Go through the entries and count the lines with the string "ffffff" in them. Give only that number.

+++

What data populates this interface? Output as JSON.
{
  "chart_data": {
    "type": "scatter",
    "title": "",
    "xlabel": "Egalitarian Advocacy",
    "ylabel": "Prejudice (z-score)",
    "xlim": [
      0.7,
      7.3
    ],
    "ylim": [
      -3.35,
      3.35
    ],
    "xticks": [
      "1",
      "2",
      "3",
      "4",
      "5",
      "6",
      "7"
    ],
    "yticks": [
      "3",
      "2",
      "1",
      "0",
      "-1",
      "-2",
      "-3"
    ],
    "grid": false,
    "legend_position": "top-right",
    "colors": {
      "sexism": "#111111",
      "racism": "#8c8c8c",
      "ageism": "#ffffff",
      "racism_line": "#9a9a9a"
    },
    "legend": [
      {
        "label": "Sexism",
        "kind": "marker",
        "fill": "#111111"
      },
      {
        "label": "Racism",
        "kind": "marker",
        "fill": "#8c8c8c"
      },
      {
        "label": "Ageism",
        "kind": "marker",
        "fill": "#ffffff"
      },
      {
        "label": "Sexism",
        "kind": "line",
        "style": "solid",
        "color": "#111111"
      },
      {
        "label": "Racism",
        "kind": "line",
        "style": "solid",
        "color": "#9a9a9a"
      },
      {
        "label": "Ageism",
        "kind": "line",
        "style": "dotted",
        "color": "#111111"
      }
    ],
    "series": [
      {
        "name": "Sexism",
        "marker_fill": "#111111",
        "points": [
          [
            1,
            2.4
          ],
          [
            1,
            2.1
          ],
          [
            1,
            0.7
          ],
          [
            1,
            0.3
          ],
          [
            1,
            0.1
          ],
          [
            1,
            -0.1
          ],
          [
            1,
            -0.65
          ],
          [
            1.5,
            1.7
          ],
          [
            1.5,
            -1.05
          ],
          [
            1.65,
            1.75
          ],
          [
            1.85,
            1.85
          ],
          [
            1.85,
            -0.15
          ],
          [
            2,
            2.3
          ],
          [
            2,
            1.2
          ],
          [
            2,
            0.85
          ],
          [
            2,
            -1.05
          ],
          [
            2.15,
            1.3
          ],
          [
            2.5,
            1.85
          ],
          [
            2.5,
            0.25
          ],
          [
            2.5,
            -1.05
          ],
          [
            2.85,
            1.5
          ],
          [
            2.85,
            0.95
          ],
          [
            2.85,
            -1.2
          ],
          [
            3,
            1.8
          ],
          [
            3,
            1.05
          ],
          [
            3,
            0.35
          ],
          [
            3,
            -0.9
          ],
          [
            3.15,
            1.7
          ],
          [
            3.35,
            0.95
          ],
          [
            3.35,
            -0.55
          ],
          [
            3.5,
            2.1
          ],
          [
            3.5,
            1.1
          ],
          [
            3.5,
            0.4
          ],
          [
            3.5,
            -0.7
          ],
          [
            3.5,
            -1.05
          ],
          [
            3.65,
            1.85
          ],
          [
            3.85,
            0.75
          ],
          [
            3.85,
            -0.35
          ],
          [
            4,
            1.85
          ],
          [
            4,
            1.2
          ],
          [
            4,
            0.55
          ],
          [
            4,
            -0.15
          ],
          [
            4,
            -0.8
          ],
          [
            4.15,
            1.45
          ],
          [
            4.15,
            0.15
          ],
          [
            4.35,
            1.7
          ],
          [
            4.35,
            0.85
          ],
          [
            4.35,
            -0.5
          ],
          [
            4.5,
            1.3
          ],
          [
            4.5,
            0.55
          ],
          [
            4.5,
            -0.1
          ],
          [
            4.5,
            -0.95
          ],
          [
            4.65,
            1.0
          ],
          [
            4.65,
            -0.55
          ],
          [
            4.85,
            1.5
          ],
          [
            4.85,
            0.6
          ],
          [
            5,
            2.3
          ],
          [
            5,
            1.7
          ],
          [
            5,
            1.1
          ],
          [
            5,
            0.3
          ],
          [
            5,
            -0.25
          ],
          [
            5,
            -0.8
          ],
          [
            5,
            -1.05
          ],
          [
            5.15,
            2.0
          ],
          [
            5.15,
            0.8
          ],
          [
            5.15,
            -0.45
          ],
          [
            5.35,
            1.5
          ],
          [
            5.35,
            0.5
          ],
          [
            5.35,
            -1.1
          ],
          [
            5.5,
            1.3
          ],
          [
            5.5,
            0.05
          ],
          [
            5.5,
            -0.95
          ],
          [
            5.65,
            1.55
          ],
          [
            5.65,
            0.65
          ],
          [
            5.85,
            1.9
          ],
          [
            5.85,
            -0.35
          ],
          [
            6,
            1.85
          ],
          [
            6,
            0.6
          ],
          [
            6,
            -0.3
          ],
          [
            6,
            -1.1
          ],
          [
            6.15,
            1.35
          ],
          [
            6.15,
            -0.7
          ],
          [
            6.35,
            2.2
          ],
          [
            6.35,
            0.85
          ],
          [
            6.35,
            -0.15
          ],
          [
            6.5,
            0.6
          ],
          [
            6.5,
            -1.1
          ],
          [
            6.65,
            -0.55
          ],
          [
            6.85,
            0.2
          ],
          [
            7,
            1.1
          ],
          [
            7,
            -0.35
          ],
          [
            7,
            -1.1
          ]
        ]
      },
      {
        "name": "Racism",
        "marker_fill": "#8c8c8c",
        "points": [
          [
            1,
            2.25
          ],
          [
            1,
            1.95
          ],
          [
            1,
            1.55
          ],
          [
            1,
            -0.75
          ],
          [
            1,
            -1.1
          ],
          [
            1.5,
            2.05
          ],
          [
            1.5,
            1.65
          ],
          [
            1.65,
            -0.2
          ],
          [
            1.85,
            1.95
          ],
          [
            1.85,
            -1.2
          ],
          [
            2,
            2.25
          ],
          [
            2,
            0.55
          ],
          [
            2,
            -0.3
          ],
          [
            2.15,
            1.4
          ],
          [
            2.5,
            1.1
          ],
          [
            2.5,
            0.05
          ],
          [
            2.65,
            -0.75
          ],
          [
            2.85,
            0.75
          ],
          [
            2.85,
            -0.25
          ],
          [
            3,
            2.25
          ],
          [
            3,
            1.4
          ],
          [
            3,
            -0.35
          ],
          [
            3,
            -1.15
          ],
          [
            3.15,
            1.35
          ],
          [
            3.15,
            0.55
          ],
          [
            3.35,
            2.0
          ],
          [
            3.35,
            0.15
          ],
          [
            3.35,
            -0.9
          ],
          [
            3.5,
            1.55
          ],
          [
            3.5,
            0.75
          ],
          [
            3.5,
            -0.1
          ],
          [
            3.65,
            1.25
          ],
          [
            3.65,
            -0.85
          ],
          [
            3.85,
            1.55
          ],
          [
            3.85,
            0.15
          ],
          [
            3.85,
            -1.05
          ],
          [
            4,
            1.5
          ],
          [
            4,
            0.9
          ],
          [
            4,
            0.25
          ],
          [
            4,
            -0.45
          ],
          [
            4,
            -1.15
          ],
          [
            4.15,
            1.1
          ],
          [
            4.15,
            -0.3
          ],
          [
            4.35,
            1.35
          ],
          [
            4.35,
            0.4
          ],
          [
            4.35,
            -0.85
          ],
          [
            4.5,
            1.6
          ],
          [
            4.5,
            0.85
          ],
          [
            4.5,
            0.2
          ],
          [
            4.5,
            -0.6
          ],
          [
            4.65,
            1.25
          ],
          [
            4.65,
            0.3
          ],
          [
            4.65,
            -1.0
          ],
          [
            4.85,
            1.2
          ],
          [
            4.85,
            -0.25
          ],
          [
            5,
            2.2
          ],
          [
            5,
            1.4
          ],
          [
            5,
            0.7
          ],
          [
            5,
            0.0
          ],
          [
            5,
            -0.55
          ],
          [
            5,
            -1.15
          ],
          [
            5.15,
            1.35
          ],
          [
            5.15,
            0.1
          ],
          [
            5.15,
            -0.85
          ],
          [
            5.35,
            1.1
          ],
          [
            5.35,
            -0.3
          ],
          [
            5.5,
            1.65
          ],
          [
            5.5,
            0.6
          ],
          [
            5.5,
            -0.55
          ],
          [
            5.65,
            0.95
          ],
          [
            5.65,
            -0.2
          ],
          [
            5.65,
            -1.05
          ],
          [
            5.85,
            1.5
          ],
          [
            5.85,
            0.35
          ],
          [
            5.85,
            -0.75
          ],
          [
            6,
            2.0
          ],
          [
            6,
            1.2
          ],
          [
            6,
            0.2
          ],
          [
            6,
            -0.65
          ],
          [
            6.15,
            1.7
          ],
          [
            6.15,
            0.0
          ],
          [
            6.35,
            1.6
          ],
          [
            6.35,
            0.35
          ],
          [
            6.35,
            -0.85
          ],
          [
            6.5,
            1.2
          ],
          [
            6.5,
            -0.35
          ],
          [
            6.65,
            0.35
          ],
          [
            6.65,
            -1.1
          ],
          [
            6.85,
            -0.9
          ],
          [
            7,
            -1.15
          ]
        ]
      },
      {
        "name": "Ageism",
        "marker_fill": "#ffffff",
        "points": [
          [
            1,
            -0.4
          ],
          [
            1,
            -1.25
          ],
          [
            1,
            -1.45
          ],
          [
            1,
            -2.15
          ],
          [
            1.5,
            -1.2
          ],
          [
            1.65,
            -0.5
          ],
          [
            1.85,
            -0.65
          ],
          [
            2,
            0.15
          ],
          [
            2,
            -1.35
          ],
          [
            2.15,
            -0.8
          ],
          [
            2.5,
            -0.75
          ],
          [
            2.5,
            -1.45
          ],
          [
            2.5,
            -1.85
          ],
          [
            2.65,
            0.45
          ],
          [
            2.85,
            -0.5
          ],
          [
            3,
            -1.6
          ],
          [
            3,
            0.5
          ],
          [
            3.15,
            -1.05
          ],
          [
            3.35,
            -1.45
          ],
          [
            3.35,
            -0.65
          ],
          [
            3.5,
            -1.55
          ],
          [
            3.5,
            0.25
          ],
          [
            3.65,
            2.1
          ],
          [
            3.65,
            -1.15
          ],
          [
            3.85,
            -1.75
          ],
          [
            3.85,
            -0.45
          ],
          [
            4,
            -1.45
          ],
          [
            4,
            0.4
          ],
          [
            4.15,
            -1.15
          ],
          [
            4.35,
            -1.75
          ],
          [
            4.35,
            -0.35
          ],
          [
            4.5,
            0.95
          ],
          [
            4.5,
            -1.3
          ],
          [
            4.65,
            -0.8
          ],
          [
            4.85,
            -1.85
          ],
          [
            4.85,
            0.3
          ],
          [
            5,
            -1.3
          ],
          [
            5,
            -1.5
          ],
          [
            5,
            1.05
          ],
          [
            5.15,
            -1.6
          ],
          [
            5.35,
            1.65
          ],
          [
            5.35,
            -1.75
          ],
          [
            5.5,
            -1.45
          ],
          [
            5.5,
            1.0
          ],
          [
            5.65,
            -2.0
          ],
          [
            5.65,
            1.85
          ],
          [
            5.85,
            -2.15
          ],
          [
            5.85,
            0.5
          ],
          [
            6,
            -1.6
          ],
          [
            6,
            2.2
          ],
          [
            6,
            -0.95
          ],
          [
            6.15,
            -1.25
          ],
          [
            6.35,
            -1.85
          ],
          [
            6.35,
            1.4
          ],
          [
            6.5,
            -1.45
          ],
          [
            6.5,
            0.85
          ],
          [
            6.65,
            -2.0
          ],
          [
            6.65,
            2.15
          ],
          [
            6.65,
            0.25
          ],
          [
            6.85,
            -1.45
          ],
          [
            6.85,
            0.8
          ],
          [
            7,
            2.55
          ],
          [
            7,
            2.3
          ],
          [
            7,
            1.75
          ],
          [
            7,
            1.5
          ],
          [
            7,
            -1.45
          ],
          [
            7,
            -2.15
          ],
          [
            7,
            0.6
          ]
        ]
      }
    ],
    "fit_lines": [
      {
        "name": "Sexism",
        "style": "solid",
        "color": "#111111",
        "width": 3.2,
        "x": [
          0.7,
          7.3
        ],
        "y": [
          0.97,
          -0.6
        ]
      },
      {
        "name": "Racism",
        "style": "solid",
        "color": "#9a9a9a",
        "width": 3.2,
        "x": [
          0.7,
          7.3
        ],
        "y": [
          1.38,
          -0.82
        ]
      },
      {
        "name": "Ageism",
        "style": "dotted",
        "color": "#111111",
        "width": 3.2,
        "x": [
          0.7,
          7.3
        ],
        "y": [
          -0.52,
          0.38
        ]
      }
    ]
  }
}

+++

OUTPUT
3